> _What is needed_: Repeat the items below with every "interactable" swapped for "clickable" and nothing else altered.

> _Excerpted data_:
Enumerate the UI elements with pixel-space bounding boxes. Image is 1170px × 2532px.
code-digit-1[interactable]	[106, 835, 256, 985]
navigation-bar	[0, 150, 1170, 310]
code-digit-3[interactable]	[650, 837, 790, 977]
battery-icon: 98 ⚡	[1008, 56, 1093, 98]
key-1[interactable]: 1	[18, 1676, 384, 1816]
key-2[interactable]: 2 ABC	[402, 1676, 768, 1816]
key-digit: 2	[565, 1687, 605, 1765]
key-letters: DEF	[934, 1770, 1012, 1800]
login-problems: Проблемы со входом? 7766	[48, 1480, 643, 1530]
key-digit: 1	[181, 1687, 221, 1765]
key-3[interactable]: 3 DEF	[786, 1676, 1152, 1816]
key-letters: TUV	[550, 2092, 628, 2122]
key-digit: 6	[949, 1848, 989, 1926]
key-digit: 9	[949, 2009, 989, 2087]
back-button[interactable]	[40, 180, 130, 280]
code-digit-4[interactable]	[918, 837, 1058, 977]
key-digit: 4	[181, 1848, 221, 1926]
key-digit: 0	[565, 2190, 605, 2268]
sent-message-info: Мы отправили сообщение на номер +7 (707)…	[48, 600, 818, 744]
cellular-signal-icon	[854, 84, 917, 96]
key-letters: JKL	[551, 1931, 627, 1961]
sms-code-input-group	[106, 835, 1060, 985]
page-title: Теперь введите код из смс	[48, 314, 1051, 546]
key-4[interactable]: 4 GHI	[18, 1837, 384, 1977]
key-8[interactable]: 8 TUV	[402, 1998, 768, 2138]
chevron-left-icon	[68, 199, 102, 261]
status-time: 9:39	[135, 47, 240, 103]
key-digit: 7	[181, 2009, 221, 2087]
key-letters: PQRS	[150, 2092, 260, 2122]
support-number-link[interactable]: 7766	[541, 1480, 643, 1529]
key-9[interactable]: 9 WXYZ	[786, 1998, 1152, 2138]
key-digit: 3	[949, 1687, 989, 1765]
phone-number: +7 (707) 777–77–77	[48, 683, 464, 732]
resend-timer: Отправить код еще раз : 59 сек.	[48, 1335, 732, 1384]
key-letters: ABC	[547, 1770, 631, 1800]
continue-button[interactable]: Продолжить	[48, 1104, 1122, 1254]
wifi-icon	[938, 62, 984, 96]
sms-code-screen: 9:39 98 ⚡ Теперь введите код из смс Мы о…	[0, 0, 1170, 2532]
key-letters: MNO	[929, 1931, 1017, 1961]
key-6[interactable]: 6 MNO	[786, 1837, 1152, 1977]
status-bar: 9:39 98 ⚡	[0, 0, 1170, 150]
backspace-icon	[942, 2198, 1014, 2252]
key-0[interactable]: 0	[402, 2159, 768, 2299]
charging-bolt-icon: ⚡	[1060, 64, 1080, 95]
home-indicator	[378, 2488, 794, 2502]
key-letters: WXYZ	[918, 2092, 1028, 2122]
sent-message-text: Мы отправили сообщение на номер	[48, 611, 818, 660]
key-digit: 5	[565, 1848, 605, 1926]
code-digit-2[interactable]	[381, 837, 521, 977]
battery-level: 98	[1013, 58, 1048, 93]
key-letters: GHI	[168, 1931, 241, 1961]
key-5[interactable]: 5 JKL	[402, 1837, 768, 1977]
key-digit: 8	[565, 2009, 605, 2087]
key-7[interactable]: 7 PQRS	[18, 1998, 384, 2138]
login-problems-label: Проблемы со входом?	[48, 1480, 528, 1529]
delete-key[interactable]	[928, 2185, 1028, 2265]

> _The completed task_:
Enumerate the UI elements with pixel-space bounding boxes. Image is 1170px × 2532px.
code-digit-1[clickable]	[106, 835, 256, 985]
navigation-bar	[0, 150, 1170, 310]
code-digit-3[clickable]	[650, 837, 790, 977]
battery-icon: 98 ⚡	[1008, 56, 1093, 98]
key-1[clickable]: 1	[18, 1676, 384, 1816]
key-2[clickable]: 2 ABC	[402, 1676, 768, 1816]
key-digit: 2	[565, 1687, 605, 1765]
key-letters: DEF	[934, 1770, 1012, 1800]
login-problems: Проблемы со входом? 7766	[48, 1480, 643, 1530]
key-digit: 1	[181, 1687, 221, 1765]
key-3[clickable]: 3 DEF	[786, 1676, 1152, 1816]
key-letters: TUV	[550, 2092, 628, 2122]
key-digit: 6	[949, 1848, 989, 1926]
key-digit: 9	[949, 2009, 989, 2087]
back-button[clickable]	[40, 180, 130, 280]
code-digit-4[clickable]	[918, 837, 1058, 977]
key-digit: 4	[181, 1848, 221, 1926]
key-digit: 0	[565, 2190, 605, 2268]
sent-message-info: Мы отправили сообщение на номер +7 (707)…	[48, 600, 818, 744]
cellular-signal-icon	[854, 84, 917, 96]
key-letters: JKL	[551, 1931, 627, 1961]
sms-code-input-group	[106, 835, 1060, 985]
page-title: Теперь введите код из смс	[48, 314, 1051, 546]
key-4[clickable]: 4 GHI	[18, 1837, 384, 1977]
key-8[clickable]: 8 TUV	[402, 1998, 768, 2138]
chevron-left-icon	[68, 199, 102, 261]
status-time: 9:39	[135, 47, 240, 103]
key-digit: 7	[181, 2009, 221, 2087]
key-letters: PQRS	[150, 2092, 260, 2122]
support-number-link[clickable]: 7766	[541, 1480, 643, 1529]
key-9[clickable]: 9 WXYZ	[786, 1998, 1152, 2138]
key-digit: 3	[949, 1687, 989, 1765]
phone-number: +7 (707) 777–77–77	[48, 683, 464, 732]
resend-timer: Отправить код еще раз : 59 сек.	[48, 1335, 732, 1384]
key-letters: ABC	[547, 1770, 631, 1800]
continue-button[clickable]: Продолжить	[48, 1104, 1122, 1254]
wifi-icon	[938, 62, 984, 96]
sms-code-screen: 9:39 98 ⚡ Теперь введите код из смс Мы о…	[0, 0, 1170, 2532]
key-letters: MNO	[929, 1931, 1017, 1961]
key-6[clickable]: 6 MNO	[786, 1837, 1152, 1977]
status-bar: 9:39 98 ⚡	[0, 0, 1170, 150]
backspace-icon	[942, 2198, 1014, 2252]
key-0[clickable]: 0	[402, 2159, 768, 2299]
charging-bolt-icon: ⚡	[1060, 64, 1080, 95]
home-indicator	[378, 2488, 794, 2502]
key-letters: WXYZ	[918, 2092, 1028, 2122]
sent-message-text: Мы отправили сообщение на номер	[48, 611, 818, 660]
key-digit: 5	[565, 1848, 605, 1926]
code-digit-2[clickable]	[381, 837, 521, 977]
battery-level: 98	[1013, 58, 1048, 93]
key-letters: GHI	[168, 1931, 241, 1961]
key-5[clickable]: 5 JKL	[402, 1837, 768, 1977]
key-digit: 8	[565, 2009, 605, 2087]
key-7[clickable]: 7 PQRS	[18, 1998, 384, 2138]
login-problems-label: Проблемы со входом?	[48, 1480, 528, 1529]
delete-key[clickable]	[928, 2185, 1028, 2265]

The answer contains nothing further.